Aim of the task = Transcribe the whole listing below without changing a word, but leave out every image.

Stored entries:

————————

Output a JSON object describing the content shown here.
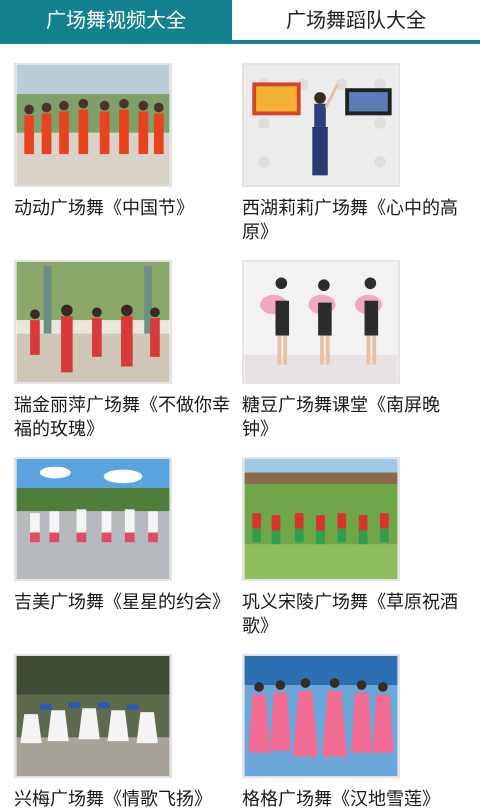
{
  "tabs": [
    {
      "label": "广场舞视频大全",
      "active": true
    },
    {
      "label": "广场舞蹈队大全",
      "active": false
    }
  ],
  "videos": [
    {
      "title": "动动广场舞《中国节》",
      "thumb_icon": "dance-group-red-costume"
    },
    {
      "title": "西湖莉莉广场舞《心中的高原》",
      "thumb_icon": "solo-dancer-stage"
    },
    {
      "title": "瑞金丽萍广场舞《不做你幸福的玫瑰》",
      "thumb_icon": "dance-group-park"
    },
    {
      "title": "糖豆广场舞课堂《南屏晚钟》",
      "thumb_icon": "trio-fan-dancers"
    },
    {
      "title": "吉美广场舞《星星的约会》",
      "thumb_icon": "dance-group-plaza"
    },
    {
      "title": "巩义宋陵广场舞《草原祝酒歌》",
      "thumb_icon": "dance-group-grassland"
    },
    {
      "title": "兴梅广场舞《情歌飞扬》",
      "thumb_icon": "dance-group-white-dress"
    },
    {
      "title": "格格广场舞《汉地雪莲》",
      "thumb_icon": "dance-group-pink-dress"
    }
  ],
  "colors": {
    "accent": "#14818f"
  }
}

————————

Result of the exercise =
Output a JSON object describing the content shown here.
{
  "tabs": [
    {
      "label": "广场舞视频大全",
      "active": true
    },
    {
      "label": "广场舞蹈队大全",
      "active": false
    }
  ],
  "videos": [
    {
      "title": "动动广场舞《中国节》",
      "thumb_icon": "dance-group-red-costume"
    },
    {
      "title": "西湖莉莉广场舞《心中的高原》",
      "thumb_icon": "solo-dancer-stage"
    },
    {
      "title": "瑞金丽萍广场舞《不做你幸福的玫瑰》",
      "thumb_icon": "dance-group-park"
    },
    {
      "title": "糖豆广场舞课堂《南屏晚钟》",
      "thumb_icon": "trio-fan-dancers"
    },
    {
      "title": "吉美广场舞《星星的约会》",
      "thumb_icon": "dance-group-plaza"
    },
    {
      "title": "巩义宋陵广场舞《草原祝酒歌》",
      "thumb_icon": "dance-group-grassland"
    },
    {
      "title": "兴梅广场舞《情歌飞扬》",
      "thumb_icon": "dance-group-white-dress"
    },
    {
      "title": "格格广场舞《汉地雪莲》",
      "thumb_icon": "dance-group-pink-dress"
    }
  ],
  "colors": {
    "accent": "#14818f"
  }
}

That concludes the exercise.